:: PROVIDED ENTRIES ::

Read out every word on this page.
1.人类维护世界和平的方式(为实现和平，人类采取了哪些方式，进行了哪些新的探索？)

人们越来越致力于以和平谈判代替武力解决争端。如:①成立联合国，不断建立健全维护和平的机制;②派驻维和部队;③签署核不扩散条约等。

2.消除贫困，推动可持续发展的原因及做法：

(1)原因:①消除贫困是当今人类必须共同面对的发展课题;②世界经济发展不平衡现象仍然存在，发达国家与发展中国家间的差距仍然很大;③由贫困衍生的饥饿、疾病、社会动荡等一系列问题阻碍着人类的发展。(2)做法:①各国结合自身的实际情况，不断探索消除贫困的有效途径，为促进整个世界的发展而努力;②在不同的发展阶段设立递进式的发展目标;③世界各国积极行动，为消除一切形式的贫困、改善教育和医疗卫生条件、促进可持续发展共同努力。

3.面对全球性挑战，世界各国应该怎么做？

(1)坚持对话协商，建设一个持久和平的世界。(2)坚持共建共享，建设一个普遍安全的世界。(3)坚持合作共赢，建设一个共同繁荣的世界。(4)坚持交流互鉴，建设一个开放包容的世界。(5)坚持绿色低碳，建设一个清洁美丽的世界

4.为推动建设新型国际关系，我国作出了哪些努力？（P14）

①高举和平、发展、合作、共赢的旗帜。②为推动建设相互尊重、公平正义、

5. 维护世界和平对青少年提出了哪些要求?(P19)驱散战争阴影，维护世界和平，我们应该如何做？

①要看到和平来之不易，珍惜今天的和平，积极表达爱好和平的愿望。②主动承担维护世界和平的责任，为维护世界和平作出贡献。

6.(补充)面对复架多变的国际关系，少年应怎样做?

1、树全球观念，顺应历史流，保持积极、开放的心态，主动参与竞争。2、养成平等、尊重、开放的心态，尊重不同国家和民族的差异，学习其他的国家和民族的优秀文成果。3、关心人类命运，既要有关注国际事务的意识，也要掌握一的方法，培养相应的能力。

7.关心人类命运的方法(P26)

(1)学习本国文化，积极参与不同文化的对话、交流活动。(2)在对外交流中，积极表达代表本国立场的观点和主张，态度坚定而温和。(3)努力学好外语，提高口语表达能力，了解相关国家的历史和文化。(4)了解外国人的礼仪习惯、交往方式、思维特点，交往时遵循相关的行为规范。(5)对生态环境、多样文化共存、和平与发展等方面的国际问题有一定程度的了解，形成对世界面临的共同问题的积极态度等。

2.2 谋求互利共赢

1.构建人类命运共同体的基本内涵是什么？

:::

TASK STATEMENT
Repeat the entries exactly, all of them.

SOLUTION FOR THIS EXERCISE
Read out every word on this page.
1.人类维护世界和平的方式(为实现和平，人类采取了哪些方式，进行了哪些新的探索？)

人们越来越致力于以和平谈判代替武力解决争端。如:①成立联合国，不断建立健全维护和平的机制;②派驻维和部队;③签署核不扩散条约等。

2.消除贫困，推动可持续发展的原因及做法：

(1)原因:①消除贫困是当今人类必须共同面对的发展课题;②世界经济发展不平衡现象仍然存在，发达国家与发展中国家间的差距仍然很大;③由贫困衍生的饥饿、疾病、社会动荡等一系列问题阻碍着人类的发展。(2)做法:①各国结合自身的实际情况，不断探索消除贫困的有效途径，为促进整个世界的发展而努力;②在不同的发展阶段设立递进式的发展目标;③世界各国积极行动，为消除一切形式的贫困、改善教育和医疗卫生条件、促进可持续发展共同努力。

3.面对全球性挑战，世界各国应该怎么做？

(1)坚持对话协商，建设一个持久和平的世界。(2)坚持共建共享，建设一个普遍安全的世界。(3)坚持合作共赢，建设一个共同繁荣的世界。(4)坚持交流互鉴，建设一个开放包容的世界。(5)坚持绿色低碳，建设一个清洁美丽的世界

4.为推动建设新型国际关系，我国作出了哪些努力？（P14）

①高举和平、发展、合作、共赢的旗帜。②为推动建设相互尊重、公平正义、

5. 维护世界和平对青少年提出了哪些要求?(P19)驱散战争阴影，维护世界和平，我们应该如何做？

①要看到和平来之不易，珍惜今天的和平，积极表达爱好和平的愿望。②主动承担维护世界和平的责任，为维护世界和平作出贡献。

6.(补充)面对复架多变的国际关系，少年应怎样做?

1、树全球观念，顺应历史流，保持积极、开放的心态，主动参与竞争。2、养成平等、尊重、开放的心态，尊重不同国家和民族的差异，学习其他的国家和民族的优秀文成果。3、关心人类命运，既要有关注国际事务的意识，也要掌握一的方法，培养相应的能力。

7.关心人类命运的方法(P26)

(1)学习本国文化，积极参与不同文化的对话、交流活动。(2)在对外交流中，积极表达代表本国立场的观点和主张，态度坚定而温和。(3)努力学好外语，提高口语表达能力，了解相关国家的历史和文化。(4)了解外国人的礼仪习惯、交往方式、思维特点，交往时遵循相关的行为规范。(5)对生态环境、多样文化共存、和平与发展等方面的国际问题有一定程度的了解，形成对世界面临的共同问题的积极态度等。

2.2 谋求互利共赢

1.构建人类命运共同体的基本内涵是什么？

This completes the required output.